▶ [What is asked]: Select every row below that contains the word "year", and copy each such row in full.

━━━ Records for this task

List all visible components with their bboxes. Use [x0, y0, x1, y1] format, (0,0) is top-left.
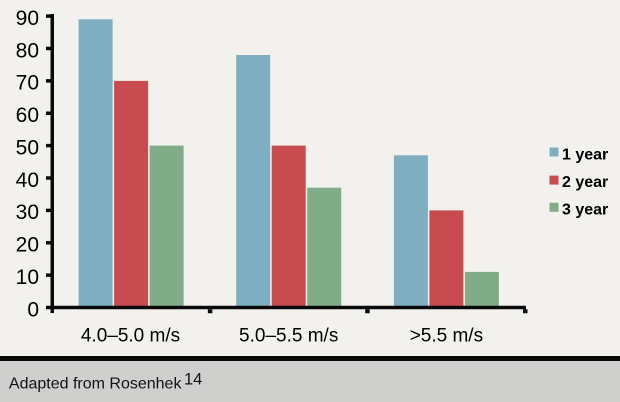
svg-text:>5.5 m/s: >5.5 m/s	[410, 326, 483, 347]
svg-text:0: 0	[27, 298, 39, 321]
svg-text:14: 14	[184, 371, 202, 389]
svg-text:30: 30	[16, 201, 39, 224]
svg-text:3 year: 3 year	[562, 201, 608, 218]
svg-text:4.0–5.0 m/s: 4.0–5.0 m/s	[81, 326, 180, 347]
svg-text:20: 20	[16, 234, 39, 257]
svg-text:40: 40	[16, 169, 39, 192]
svg-text:5.0–5.5 m/s: 5.0–5.5 m/s	[239, 326, 338, 347]
svg-text:Adapted from Rosenhek: Adapted from Rosenhek	[9, 376, 183, 393]
svg-text:90: 90	[16, 7, 39, 30]
svg-text:60: 60	[16, 104, 39, 127]
svg-text:50: 50	[16, 136, 39, 159]
svg-text:70: 70	[16, 72, 39, 95]
svg-text:2 year: 2 year	[562, 174, 608, 191]
svg-text:10: 10	[16, 266, 39, 289]
svg-text:80: 80	[16, 39, 39, 62]
svg-text:1 year: 1 year	[562, 147, 608, 164]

━━━━━━

▶ [Task result]:
svg-text:3 year: 3 year	[562, 201, 608, 218]
svg-text:2 year: 2 year	[562, 174, 608, 191]
svg-text:1 year: 1 year	[562, 147, 608, 164]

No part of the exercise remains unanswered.